Reproduce only the lines that begin at the line with "Type out the text in this image." and run to the end of the entries; omit every picture.

• • • •

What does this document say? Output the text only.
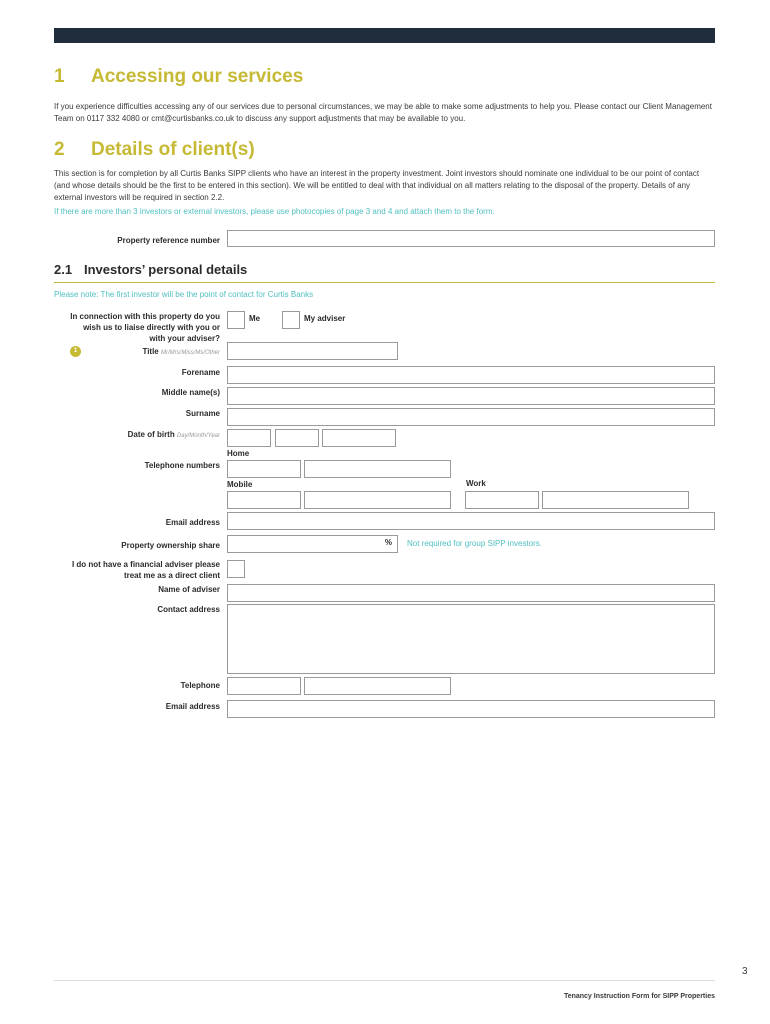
1 Accessing our services
If you experience difficulties accessing any of our services due to personal circumstances, we may be able to make some adjustments to help you. Please contact our Client Management Team on 0117 332 4080 or cmt@curtisbanks.co.uk to discuss any support adjustments that may be available to you.
2 Details of client(s)
This section is for completion by all Curtis Banks SIPP clients who have an interest in the property investment. Joint investors should nominate one individual to be our point of contact (and whose details should be the first to be entered in this section). We will be entitled to deal with that individual on all matters relating to the disposal of the property. Details of any external investors will be required in section 2.2.
If there are more than 3 investors or external investors, please use photocopies of page 3 and 4 and attach them to the form.
Property reference number
2.1 Investors’ personal details
Please note: The first investor will be the point of contact for Curtis Banks
In connection with this property do you wish us to liaise directly with you or with your adviser?
Me	My adviser
1	Title Mr/Mrs/Miss/Ms/Other
Forename
Middle name(s)
Surname
Date of birth Day/Month/Year
Telephone numbers
Home
Mobile	Work
Email address
Property ownership share	% Not required for group SIPP investors.
I do not have a financial adviser please treat me as a direct client
Name of adviser
Contact address
Telephone
Email address
3
Tenancy Instruction Form for SIPP Properties
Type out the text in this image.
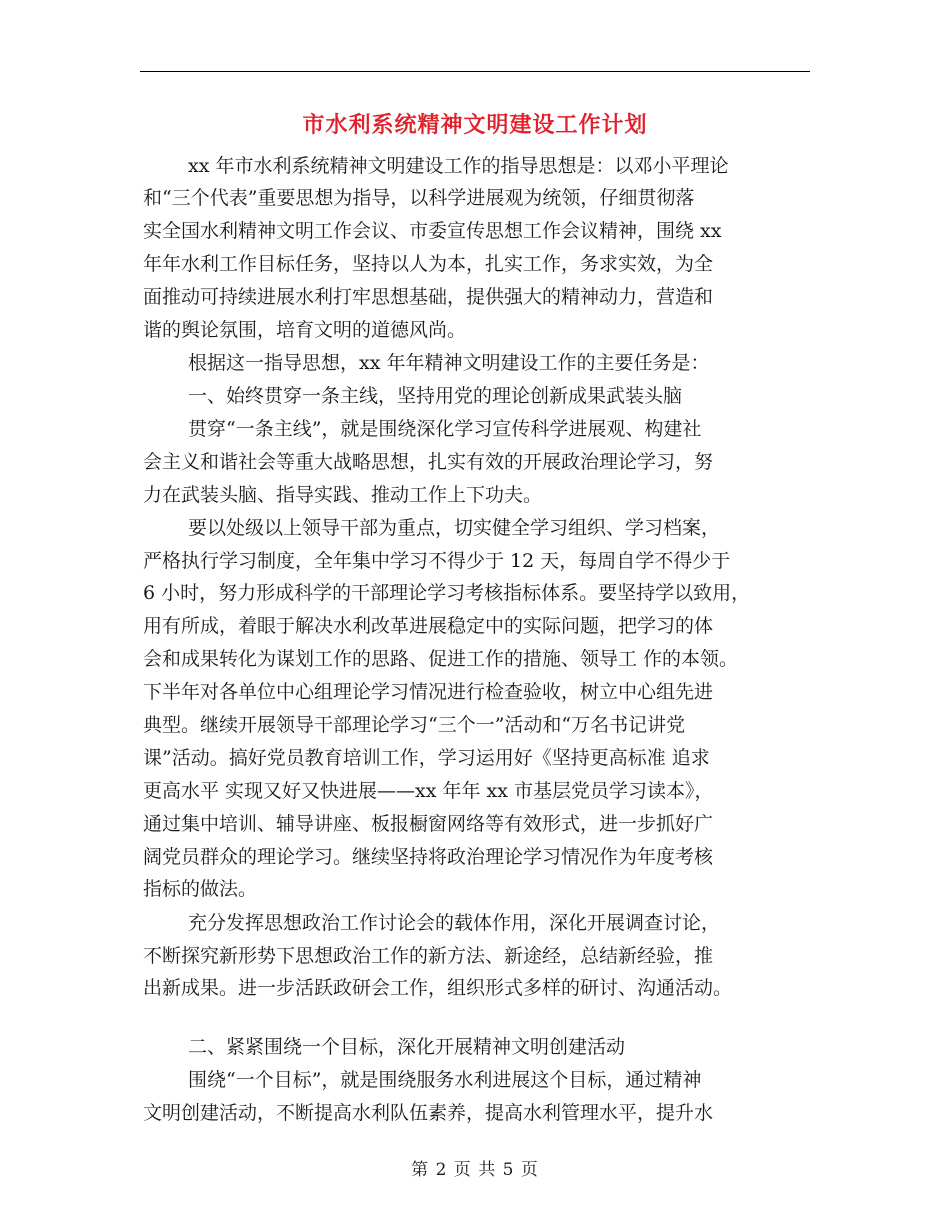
市水利系统精神文明建设工作计划
xx 年市水利系统精神文明建设工作的指导思想是：以邓小平理论
和“三个代表”重要思想为指导，以科学进展观为统领，仔细贯彻落
实全国水利精神文明工作会议、市委宣传思想工作会议精神，围绕 xx
年年水利工作目标任务，坚持以人为本，扎实工作，务求实效，为全
面推动可持续进展水利打牢思想基础，提供强大的精神动力，营造和
谐的舆论氛围，培育文明的道德风尚。
根据这一指导思想，xx 年年精神文明建设工作的主要任务是：
一、始终贯穿一条主线，坚持用党的理论创新成果武装头脑
贯穿“一条主线”，就是围绕深化学习宣传科学进展观、构建社
会主义和谐社会等重大战略思想，扎实有效的开展政治理论学习，努
力在武装头脑、指导实践、推动工作上下功夫。
要以处级以上领导干部为重点，切实健全学习组织、学习档案，
严格执行学习制度，全年集中学习不得少于 12 天，每周自学不得少于
6 小时，努力形成科学的干部理论学习考核指标体系。要坚持学以致用，
用有所成，着眼于解决水利改革进展稳定中的实际问题，把学习的体
会和成果转化为谋划工作的思路、促进工作的措施、领导工 作的本领。
下半年对各单位中心组理论学习情况进行检查验收，树立中心组先进
典型。继续开展领导干部理论学习“三个一”活动和“万名书记讲党
课”活动。搞好党员教育培训工作，学习运用好《坚持更高标准 追求
更高水平 实现又好又快进展——xx 年年 xx 市基层党员学习读本》，
通过集中培训、辅导讲座、板报橱窗网络等有效形式，进一步抓好广
阔党员群众的理论学习。继续坚持将政治理论学习情况作为年度考核
指标的做法。
充分发挥思想政治工作讨论会的载体作用，深化开展调查讨论，
不断探究新形势下思想政治工作的新方法、新途经，总结新经验，推
出新成果。进一步活跃政研会工作，组织形式多样的研讨、沟通活动。
二、紧紧围绕一个目标，深化开展精神文明创建活动
围绕“一个目标”，就是围绕服务水利进展这个目标，通过精神
文明创建活动，不断提高水利队伍素养，提高水利管理水平，提升水
第 2 页 共 5 页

• • • •

__The answer__
Type out the text in this image.
市水利系统精神文明建设工作计划
xx 年市水利系统精神文明建设工作的指导思想是：以邓小平理论
和“三个代表”重要思想为指导，以科学进展观为统领，仔细贯彻落
实全国水利精神文明工作会议、市委宣传思想工作会议精神，围绕 xx
年年水利工作目标任务，坚持以人为本，扎实工作，务求实效，为全
面推动可持续进展水利打牢思想基础，提供强大的精神动力，营造和
谐的舆论氛围，培育文明的道德风尚。
根据这一指导思想，xx 年年精神文明建设工作的主要任务是：
一、始终贯穿一条主线，坚持用党的理论创新成果武装头脑
贯穿“一条主线”，就是围绕深化学习宣传科学进展观、构建社
会主义和谐社会等重大战略思想，扎实有效的开展政治理论学习，努
力在武装头脑、指导实践、推动工作上下功夫。
要以处级以上领导干部为重点，切实健全学习组织、学习档案，
严格执行学习制度，全年集中学习不得少于 12 天，每周自学不得少于
6 小时，努力形成科学的干部理论学习考核指标体系。要坚持学以致用，
用有所成，着眼于解决水利改革进展稳定中的实际问题，把学习的体
会和成果转化为谋划工作的思路、促进工作的措施、领导工 作的本领。
下半年对各单位中心组理论学习情况进行检查验收，树立中心组先进
典型。继续开展领导干部理论学习“三个一”活动和“万名书记讲党
课”活动。搞好党员教育培训工作，学习运用好《坚持更高标准 追求
更高水平 实现又好又快进展——xx 年年 xx 市基层党员学习读本》，
通过集中培训、辅导讲座、板报橱窗网络等有效形式，进一步抓好广
阔党员群众的理论学习。继续坚持将政治理论学习情况作为年度考核
指标的做法。
充分发挥思想政治工作讨论会的载体作用，深化开展调查讨论，
不断探究新形势下思想政治工作的新方法、新途经，总结新经验，推
出新成果。进一步活跃政研会工作，组织形式多样的研讨、沟通活动。
二、紧紧围绕一个目标，深化开展精神文明创建活动
围绕“一个目标”，就是围绕服务水利进展这个目标，通过精神
文明创建活动，不断提高水利队伍素养，提高水利管理水平，提升水
第 2 页 共 5 页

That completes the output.